**Recorded information**.
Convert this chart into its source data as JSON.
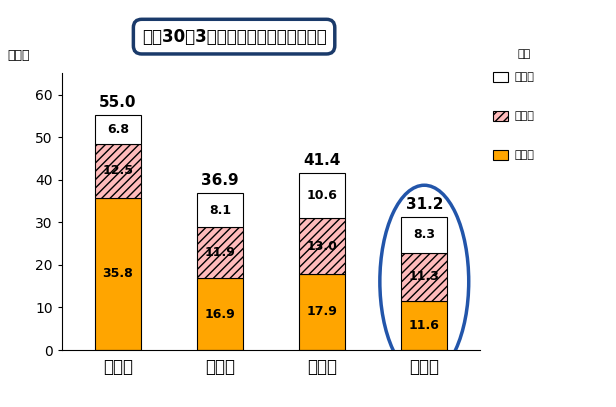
{
  "title": "平成30年3月新規学卒就職者の離職率",
  "categories": [
    "中学卑",
    "高校卑",
    "短大卑",
    "大学卑"
  ],
  "year1": [
    35.8,
    16.9,
    17.9,
    11.6
  ],
  "year2": [
    12.5,
    11.9,
    13.0,
    11.3
  ],
  "year3": [
    6.8,
    8.1,
    10.6,
    8.3
  ],
  "totals": [
    "55.0",
    "36.9",
    "41.4",
    "31.2"
  ],
  "color_year1": "#FFA500",
  "color_year2_fill": "#FFBBBB",
  "color_year2_hatch": "////",
  "color_year3": "#FFFFFF",
  "bar_edge_color": "#000000",
  "ylabel": "（％）",
  "ylim": [
    0,
    65
  ],
  "yticks": [
    0,
    10,
    20,
    30,
    40,
    50,
    60
  ],
  "highlight_bar_index": 3,
  "ellipse_color": "#2255AA",
  "title_box_color": "#1A3A6A",
  "background_color": "#FFFFFF",
  "legend_gou": "合計",
  "legend_3": "３年目",
  "legend_2": "２年目",
  "legend_1": "１年目"
}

**Exercise prompt**. Repeat the lines above exactly, and keep every picture out.

**Result**.
Convert this chart into its source data as JSON.
{
  "title": "平成30年3月新規学卒就職者の離職率",
  "categories": [
    "中学卑",
    "高校卑",
    "短大卑",
    "大学卑"
  ],
  "year1": [
    35.8,
    16.9,
    17.9,
    11.6
  ],
  "year2": [
    12.5,
    11.9,
    13.0,
    11.3
  ],
  "year3": [
    6.8,
    8.1,
    10.6,
    8.3
  ],
  "totals": [
    "55.0",
    "36.9",
    "41.4",
    "31.2"
  ],
  "color_year1": "#FFA500",
  "color_year2_fill": "#FFBBBB",
  "color_year2_hatch": "////",
  "color_year3": "#FFFFFF",
  "bar_edge_color": "#000000",
  "ylabel": "（％）",
  "ylim": [
    0,
    65
  ],
  "yticks": [
    0,
    10,
    20,
    30,
    40,
    50,
    60
  ],
  "highlight_bar_index": 3,
  "ellipse_color": "#2255AA",
  "title_box_color": "#1A3A6A",
  "background_color": "#FFFFFF",
  "legend_gou": "合計",
  "legend_3": "３年目",
  "legend_2": "２年目",
  "legend_1": "１年目"
}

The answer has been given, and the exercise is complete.